Locate each line below that includes "ylabel" and reproduce it.

Figure record extracts:
★ ★ ★

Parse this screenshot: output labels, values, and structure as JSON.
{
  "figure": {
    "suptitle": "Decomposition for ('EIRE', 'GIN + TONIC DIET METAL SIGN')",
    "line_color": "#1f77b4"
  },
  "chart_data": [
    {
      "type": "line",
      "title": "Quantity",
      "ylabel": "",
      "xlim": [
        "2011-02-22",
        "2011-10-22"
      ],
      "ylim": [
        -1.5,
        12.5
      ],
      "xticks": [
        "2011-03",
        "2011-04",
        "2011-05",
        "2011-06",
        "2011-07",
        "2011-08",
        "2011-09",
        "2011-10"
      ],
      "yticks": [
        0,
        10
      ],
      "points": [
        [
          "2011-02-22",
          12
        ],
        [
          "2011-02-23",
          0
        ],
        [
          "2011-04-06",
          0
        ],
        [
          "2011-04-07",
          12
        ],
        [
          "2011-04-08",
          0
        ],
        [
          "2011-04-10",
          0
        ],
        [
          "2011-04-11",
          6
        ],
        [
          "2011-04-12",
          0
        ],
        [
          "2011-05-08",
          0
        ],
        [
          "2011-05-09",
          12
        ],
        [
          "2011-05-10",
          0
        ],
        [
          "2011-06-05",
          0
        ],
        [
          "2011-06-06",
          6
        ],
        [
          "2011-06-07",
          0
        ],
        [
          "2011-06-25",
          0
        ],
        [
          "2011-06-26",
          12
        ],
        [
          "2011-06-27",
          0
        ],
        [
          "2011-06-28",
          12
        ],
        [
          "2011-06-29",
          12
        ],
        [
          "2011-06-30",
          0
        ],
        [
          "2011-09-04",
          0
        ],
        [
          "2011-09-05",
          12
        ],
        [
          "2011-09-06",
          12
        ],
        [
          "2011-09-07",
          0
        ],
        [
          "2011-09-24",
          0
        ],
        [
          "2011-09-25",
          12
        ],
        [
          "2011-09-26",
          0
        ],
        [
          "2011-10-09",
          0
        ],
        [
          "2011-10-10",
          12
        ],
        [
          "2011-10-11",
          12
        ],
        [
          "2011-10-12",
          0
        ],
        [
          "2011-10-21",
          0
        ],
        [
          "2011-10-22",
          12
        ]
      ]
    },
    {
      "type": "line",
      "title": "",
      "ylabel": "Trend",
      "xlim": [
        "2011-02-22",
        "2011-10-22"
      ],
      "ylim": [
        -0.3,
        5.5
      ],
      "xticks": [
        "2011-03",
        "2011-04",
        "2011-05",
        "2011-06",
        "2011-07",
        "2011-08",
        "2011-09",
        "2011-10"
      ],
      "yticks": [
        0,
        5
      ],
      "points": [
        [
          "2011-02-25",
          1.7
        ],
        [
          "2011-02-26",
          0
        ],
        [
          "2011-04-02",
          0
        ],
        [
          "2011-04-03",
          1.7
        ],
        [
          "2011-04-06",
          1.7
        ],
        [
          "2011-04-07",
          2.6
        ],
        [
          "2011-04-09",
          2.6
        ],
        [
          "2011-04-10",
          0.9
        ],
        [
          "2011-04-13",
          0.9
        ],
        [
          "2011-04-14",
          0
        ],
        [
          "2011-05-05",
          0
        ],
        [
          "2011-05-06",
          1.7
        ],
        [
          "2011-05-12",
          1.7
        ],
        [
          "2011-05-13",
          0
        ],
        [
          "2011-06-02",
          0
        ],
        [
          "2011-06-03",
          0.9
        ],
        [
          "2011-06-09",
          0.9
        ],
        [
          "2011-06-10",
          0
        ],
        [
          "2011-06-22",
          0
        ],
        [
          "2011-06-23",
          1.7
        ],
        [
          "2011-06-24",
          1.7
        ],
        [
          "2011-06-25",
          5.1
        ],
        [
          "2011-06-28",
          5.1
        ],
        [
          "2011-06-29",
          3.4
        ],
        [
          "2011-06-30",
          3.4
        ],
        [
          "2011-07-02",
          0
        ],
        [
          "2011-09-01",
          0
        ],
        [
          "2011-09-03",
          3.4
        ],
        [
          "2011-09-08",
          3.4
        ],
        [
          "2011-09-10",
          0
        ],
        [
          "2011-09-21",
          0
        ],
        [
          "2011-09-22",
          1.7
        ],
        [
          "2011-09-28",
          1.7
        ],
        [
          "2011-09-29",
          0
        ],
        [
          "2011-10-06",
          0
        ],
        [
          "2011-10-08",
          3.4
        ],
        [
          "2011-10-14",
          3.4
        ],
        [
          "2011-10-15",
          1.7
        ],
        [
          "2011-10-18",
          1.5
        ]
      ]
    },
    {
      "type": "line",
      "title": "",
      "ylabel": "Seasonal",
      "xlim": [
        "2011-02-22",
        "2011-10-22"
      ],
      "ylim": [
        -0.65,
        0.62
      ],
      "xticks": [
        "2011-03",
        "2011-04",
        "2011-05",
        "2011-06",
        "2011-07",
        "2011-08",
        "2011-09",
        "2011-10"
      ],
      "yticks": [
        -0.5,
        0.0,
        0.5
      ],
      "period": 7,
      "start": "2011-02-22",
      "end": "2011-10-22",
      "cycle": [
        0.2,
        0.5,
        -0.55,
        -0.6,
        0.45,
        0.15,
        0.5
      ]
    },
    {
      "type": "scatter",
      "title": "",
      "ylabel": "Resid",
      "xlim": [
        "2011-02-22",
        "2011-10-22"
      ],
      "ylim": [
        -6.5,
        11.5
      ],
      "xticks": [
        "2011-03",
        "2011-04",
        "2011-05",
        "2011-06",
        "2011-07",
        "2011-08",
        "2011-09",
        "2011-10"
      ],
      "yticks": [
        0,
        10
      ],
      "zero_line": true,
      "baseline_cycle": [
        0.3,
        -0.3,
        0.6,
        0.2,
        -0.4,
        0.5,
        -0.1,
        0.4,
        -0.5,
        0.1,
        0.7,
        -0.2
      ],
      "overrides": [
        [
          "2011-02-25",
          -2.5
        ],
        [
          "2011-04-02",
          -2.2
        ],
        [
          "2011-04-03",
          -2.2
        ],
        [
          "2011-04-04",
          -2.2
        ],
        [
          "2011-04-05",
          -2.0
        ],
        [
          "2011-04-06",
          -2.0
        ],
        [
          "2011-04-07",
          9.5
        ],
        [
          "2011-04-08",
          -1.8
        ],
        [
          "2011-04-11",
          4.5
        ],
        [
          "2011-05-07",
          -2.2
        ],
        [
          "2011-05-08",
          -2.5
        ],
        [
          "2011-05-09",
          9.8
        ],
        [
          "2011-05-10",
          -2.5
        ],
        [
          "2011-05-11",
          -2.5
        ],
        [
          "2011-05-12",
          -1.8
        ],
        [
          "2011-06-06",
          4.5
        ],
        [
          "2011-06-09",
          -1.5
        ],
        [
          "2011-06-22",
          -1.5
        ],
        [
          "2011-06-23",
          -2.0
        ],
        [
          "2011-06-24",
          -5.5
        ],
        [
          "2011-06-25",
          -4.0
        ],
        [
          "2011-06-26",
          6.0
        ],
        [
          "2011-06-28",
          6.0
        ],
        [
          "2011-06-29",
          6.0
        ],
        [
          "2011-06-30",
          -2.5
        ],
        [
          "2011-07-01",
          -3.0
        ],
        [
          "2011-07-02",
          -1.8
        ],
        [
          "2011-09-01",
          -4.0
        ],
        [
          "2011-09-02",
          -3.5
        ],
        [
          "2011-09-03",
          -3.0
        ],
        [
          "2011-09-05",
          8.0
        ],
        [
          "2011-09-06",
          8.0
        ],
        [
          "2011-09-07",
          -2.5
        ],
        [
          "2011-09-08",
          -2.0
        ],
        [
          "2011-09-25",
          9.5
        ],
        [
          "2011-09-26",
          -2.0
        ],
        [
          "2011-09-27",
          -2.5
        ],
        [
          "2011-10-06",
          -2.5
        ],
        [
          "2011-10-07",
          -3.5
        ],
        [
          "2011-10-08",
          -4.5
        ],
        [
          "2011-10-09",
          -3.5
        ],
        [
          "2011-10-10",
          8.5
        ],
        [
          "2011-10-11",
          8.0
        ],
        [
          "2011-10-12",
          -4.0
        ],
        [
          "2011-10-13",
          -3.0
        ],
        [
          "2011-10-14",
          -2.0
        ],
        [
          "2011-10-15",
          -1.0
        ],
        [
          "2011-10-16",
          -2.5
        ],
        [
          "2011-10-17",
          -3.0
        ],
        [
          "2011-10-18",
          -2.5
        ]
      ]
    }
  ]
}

★ ★ ★

▸ Task response:
      "ylabel": "",
      "ylabel": "Trend",
      "ylabel": "Seasonal",
      "ylabel": "Resid",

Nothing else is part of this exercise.